[Start RECORDS TO USE]

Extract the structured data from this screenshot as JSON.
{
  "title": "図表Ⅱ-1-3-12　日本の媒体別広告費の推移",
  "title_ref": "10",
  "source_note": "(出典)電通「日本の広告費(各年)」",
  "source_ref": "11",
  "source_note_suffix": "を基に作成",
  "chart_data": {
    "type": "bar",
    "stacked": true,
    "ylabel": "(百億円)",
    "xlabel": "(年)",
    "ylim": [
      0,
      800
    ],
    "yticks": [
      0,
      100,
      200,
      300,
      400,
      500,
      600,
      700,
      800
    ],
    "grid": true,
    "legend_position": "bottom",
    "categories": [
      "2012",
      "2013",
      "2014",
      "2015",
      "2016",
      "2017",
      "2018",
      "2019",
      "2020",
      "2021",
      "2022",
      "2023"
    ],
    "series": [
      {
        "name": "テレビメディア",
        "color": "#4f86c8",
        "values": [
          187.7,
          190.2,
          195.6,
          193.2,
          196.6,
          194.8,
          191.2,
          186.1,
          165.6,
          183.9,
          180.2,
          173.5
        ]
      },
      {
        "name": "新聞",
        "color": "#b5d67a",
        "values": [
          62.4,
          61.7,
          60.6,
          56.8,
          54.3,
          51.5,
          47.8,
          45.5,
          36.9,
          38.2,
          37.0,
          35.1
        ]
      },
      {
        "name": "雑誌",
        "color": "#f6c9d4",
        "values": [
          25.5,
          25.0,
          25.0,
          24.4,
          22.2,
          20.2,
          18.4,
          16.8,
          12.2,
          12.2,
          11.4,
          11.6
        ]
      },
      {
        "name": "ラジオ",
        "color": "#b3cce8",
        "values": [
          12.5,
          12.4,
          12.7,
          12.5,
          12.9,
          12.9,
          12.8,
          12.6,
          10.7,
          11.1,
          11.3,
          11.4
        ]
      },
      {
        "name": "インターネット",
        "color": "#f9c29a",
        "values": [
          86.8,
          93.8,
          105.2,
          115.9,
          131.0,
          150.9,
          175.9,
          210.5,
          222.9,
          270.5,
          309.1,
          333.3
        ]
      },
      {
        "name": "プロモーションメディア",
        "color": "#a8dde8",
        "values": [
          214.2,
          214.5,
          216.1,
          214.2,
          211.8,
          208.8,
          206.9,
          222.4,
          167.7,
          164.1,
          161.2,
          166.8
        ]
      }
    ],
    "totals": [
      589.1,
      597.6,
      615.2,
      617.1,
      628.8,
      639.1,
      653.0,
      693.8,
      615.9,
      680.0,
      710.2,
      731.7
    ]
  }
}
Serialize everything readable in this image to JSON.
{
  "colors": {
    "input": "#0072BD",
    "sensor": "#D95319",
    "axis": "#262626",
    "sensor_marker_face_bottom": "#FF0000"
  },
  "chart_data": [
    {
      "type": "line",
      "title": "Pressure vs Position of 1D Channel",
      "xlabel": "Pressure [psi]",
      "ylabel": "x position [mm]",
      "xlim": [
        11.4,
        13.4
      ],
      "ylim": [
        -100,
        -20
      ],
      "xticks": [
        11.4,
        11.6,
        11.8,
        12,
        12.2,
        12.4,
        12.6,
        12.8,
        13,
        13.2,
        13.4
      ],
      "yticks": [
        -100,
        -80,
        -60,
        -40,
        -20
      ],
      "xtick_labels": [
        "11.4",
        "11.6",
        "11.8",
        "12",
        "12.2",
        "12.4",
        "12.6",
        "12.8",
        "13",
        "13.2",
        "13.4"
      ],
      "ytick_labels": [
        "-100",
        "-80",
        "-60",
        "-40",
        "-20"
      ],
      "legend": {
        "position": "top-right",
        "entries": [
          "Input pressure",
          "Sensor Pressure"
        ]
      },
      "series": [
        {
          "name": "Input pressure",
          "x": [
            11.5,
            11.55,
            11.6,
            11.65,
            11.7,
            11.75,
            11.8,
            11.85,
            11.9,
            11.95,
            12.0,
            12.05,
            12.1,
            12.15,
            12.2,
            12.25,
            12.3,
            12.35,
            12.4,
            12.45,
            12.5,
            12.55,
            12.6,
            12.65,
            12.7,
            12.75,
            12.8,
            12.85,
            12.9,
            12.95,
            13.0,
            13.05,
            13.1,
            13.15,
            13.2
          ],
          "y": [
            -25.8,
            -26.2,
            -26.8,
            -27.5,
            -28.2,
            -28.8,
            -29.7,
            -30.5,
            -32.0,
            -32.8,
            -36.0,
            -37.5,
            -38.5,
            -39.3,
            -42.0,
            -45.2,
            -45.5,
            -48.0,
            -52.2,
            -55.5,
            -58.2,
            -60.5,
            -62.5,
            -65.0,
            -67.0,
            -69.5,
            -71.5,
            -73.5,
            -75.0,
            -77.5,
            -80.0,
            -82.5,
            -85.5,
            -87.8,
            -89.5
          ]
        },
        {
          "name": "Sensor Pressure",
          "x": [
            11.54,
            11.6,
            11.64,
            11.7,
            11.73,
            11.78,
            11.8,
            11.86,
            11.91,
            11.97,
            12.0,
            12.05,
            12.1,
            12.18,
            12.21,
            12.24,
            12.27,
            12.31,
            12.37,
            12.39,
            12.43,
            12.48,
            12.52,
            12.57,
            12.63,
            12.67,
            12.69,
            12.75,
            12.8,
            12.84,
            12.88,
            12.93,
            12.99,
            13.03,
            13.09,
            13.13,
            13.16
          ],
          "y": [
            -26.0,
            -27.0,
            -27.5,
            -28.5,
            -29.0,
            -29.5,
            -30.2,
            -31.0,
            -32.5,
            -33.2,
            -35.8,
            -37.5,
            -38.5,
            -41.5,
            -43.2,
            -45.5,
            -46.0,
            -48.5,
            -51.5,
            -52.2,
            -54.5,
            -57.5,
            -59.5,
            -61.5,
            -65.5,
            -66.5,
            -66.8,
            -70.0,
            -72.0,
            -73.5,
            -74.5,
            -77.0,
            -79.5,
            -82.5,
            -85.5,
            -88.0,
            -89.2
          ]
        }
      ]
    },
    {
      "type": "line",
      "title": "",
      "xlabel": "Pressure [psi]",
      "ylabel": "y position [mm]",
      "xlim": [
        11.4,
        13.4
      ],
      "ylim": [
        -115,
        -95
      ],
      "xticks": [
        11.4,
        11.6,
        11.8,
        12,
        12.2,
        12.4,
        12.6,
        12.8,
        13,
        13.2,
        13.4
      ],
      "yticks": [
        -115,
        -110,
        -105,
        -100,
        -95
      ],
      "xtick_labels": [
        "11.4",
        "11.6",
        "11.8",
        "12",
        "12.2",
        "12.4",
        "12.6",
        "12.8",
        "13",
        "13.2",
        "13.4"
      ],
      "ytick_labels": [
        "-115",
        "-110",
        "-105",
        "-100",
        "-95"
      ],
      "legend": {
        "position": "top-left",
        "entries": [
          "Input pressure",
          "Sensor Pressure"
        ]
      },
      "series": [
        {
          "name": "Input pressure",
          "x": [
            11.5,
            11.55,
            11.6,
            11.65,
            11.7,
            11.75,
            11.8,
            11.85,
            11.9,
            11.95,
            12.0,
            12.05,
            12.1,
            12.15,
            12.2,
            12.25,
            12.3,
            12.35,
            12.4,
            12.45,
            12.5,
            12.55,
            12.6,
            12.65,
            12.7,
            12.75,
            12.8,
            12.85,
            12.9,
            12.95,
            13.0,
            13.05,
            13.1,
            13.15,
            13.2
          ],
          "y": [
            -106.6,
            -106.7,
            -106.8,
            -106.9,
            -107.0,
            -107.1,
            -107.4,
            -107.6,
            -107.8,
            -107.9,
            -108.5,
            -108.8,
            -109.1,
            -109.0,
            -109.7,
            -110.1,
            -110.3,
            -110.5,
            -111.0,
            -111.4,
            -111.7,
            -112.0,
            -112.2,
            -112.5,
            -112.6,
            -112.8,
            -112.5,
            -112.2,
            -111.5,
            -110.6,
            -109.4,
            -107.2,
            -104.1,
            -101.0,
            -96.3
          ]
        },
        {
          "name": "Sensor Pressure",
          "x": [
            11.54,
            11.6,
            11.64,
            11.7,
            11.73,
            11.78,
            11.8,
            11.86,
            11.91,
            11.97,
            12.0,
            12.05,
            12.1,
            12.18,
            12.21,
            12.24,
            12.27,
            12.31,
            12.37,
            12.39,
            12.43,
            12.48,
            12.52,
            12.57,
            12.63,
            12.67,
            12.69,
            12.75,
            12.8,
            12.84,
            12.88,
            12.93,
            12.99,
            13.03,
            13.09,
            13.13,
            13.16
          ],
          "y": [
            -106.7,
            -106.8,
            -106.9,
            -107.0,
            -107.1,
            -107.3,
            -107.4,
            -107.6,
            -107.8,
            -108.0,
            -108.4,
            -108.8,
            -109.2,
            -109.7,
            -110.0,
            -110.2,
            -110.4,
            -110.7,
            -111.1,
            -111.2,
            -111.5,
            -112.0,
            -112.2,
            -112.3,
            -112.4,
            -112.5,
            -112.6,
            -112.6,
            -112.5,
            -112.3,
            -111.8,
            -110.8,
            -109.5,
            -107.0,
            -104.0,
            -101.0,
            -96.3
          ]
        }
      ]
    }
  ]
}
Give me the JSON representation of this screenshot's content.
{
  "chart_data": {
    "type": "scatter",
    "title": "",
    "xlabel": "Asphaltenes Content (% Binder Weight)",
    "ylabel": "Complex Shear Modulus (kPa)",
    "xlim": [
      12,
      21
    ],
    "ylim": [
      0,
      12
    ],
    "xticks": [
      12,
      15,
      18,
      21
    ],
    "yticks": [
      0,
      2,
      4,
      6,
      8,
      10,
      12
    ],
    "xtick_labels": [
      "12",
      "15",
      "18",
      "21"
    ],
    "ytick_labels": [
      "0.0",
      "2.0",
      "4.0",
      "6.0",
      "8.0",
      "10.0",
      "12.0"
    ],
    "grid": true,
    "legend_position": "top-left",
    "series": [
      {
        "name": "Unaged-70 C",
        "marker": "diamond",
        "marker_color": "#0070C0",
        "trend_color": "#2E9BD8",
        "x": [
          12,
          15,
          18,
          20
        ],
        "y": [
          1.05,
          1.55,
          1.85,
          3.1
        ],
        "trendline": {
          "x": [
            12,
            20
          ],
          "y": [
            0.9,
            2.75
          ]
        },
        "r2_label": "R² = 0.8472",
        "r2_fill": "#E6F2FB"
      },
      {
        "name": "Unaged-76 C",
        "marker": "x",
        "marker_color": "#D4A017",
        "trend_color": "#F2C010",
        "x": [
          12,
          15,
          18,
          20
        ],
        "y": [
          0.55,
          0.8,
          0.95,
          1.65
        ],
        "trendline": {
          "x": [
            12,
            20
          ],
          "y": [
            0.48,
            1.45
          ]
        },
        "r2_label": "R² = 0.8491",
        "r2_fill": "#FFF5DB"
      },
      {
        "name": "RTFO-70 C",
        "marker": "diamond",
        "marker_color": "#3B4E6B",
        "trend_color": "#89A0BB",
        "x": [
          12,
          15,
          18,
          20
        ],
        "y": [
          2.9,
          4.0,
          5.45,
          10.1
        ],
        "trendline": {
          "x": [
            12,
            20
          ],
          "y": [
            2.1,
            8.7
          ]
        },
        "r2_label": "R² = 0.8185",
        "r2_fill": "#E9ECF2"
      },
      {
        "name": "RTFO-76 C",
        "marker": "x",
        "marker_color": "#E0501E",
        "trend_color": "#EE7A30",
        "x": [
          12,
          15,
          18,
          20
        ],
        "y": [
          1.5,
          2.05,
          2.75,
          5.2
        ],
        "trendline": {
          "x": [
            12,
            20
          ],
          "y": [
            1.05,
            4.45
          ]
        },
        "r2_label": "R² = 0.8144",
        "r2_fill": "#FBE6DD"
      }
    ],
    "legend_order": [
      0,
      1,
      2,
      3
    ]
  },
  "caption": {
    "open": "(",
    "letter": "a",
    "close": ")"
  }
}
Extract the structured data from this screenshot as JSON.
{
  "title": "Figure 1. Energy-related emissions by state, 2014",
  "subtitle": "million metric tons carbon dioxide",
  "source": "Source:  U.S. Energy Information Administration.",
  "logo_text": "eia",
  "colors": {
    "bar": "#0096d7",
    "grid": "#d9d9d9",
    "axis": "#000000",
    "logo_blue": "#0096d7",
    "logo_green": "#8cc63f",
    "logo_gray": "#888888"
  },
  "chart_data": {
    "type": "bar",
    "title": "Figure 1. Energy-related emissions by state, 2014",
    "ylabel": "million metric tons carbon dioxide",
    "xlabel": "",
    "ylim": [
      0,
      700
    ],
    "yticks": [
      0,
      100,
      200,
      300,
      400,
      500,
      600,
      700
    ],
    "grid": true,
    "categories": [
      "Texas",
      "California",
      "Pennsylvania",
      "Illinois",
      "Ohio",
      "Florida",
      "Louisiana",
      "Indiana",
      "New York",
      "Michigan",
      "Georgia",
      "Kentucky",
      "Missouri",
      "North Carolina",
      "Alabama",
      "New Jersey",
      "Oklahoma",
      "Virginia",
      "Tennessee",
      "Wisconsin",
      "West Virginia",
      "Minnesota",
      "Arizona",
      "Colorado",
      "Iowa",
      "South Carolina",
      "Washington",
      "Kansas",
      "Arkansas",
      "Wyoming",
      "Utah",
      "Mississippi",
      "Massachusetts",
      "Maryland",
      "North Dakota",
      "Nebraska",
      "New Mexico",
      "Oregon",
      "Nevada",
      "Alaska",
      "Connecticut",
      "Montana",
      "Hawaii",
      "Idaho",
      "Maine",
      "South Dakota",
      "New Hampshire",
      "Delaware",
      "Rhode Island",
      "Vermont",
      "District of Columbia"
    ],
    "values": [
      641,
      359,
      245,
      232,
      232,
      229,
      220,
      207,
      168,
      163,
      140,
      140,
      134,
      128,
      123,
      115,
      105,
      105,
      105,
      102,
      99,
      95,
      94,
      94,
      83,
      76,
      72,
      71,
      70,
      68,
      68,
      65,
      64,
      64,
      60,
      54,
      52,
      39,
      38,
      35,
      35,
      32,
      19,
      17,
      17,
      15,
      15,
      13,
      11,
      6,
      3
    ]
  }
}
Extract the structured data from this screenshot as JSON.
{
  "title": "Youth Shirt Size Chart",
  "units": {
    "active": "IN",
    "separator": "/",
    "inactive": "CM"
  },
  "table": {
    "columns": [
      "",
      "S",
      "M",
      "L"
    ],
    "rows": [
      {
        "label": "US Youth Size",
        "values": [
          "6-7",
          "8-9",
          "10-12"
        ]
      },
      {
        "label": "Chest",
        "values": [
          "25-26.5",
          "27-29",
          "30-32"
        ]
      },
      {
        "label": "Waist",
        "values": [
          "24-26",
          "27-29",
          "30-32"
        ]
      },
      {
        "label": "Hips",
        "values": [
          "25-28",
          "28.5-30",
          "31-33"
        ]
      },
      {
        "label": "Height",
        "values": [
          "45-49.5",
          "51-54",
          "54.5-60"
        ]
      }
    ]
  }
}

[End RECORDS TO USE]

* **WHAT YOU NEED TO DO**: Look over the listing above. Pick out and copy every line that includes "metric".

* **SOLUTION TO THIS TASK**:
  "subtitle": "million metric tons carbon dioxide",
    "ylabel": "million metric tons carbon dioxide",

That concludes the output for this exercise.